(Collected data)
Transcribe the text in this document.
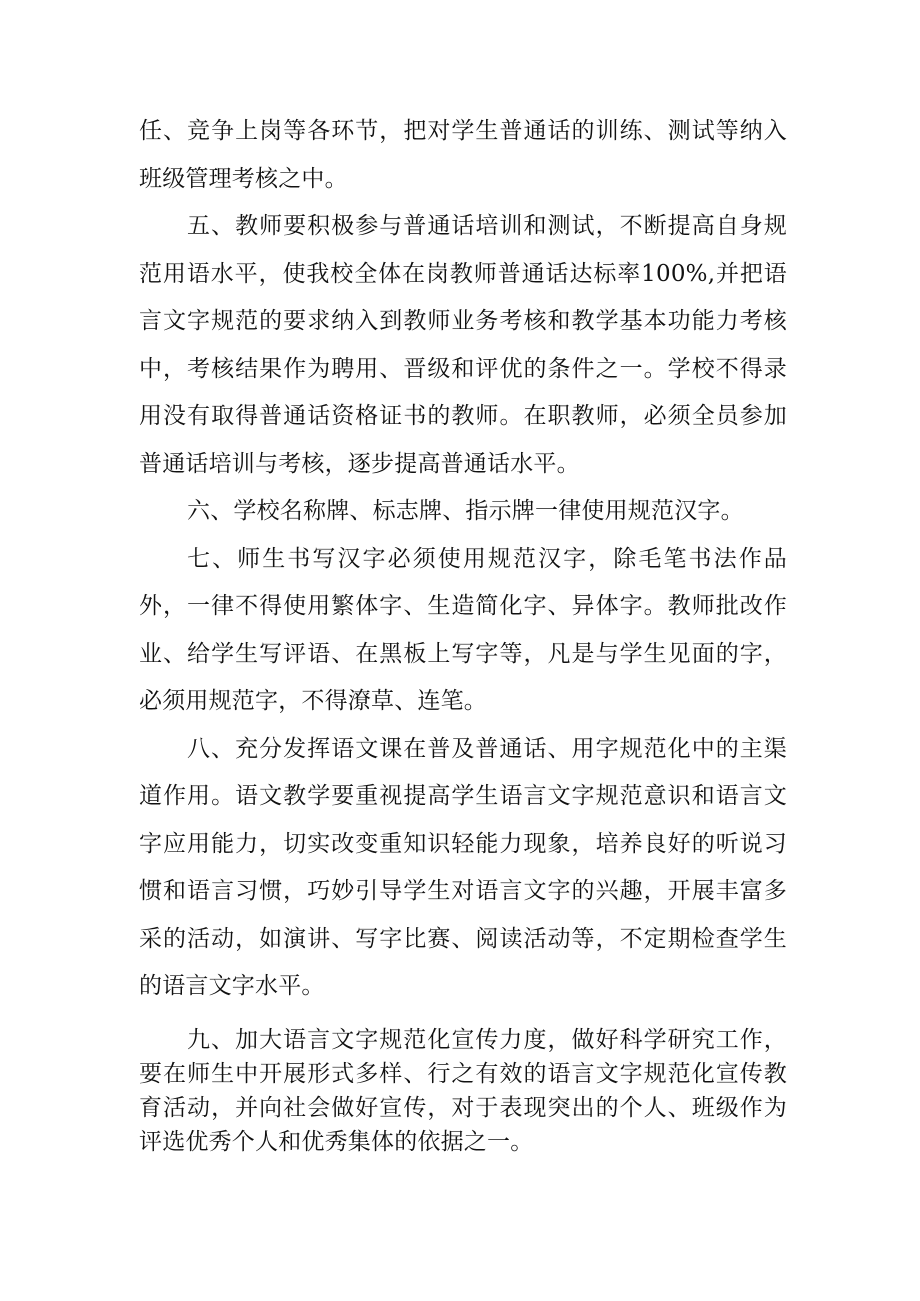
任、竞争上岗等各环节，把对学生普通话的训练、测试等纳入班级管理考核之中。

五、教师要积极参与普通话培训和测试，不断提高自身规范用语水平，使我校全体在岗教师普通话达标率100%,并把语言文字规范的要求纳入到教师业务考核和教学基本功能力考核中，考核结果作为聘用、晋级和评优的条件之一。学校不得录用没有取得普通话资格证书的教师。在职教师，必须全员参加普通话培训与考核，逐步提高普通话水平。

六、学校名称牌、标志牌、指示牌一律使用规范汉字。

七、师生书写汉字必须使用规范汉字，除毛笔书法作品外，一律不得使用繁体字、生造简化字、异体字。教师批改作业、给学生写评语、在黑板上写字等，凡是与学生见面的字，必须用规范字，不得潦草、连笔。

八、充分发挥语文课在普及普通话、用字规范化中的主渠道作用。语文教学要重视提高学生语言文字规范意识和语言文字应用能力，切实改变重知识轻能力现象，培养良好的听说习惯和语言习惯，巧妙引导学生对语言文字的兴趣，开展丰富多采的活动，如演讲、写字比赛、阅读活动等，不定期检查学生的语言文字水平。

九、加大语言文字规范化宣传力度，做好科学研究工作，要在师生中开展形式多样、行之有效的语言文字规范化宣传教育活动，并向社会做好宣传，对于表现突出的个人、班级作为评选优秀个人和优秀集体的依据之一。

* * *

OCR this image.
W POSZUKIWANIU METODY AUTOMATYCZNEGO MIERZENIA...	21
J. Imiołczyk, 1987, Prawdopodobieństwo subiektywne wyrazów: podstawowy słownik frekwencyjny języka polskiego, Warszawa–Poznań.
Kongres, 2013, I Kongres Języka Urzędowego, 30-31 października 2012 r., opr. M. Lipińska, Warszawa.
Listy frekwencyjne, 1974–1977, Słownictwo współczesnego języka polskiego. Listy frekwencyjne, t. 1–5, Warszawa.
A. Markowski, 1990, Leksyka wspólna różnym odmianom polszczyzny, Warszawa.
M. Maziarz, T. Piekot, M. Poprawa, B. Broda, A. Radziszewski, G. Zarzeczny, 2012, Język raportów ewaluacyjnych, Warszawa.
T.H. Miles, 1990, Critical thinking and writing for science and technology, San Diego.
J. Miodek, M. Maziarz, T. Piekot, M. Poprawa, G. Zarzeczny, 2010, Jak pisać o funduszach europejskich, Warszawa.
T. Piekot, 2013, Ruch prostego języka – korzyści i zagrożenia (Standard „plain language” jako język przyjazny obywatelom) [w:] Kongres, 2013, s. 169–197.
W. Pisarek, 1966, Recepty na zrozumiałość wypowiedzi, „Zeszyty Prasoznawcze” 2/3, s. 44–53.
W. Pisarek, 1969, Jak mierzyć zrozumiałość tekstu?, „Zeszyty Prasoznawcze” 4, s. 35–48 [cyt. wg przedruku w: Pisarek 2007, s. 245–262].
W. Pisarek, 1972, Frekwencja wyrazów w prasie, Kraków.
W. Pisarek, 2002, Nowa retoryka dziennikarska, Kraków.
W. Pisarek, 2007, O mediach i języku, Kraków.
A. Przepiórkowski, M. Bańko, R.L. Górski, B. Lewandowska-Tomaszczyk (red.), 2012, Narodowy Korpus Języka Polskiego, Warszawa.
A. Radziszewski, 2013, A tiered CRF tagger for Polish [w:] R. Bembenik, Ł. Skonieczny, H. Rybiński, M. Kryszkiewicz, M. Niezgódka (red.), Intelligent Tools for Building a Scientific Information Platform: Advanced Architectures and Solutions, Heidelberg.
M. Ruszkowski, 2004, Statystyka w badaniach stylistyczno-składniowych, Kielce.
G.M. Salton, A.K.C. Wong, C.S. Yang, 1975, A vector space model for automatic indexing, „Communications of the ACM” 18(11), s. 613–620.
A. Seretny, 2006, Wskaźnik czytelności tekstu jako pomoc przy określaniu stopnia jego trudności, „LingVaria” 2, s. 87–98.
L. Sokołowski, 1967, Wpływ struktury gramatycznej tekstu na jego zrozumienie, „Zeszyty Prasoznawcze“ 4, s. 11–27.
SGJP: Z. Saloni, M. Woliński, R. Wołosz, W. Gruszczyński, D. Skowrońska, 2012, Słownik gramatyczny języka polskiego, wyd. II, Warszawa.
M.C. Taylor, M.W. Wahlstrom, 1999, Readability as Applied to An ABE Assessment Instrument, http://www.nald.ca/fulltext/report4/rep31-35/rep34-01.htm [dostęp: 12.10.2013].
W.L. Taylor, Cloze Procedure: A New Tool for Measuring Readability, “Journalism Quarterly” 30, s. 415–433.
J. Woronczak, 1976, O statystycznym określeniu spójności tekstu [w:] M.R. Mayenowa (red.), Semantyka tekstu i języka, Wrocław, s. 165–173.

Instruction »
Where a line above contains the word "Piekot", copy that line.

Full output »
M. Maziarz, T. Piekot, M. Poprawa, B. Broda, A. Radziszewski, G. Zarzeczny, 2012, Język raportów ewaluacyjnych, Warszawa.
J. Miodek, M. Maziarz, T. Piekot, M. Poprawa, G. Zarzeczny, 2010, Jak pisać o funduszach europejskich, Warszawa.
T. Piekot, 2013, Ruch prostego języka – korzyści i zagrożenia (Standard „plain language” jako język przyjazny obywatelom) [w:] Kongres, 2013, s. 169–197.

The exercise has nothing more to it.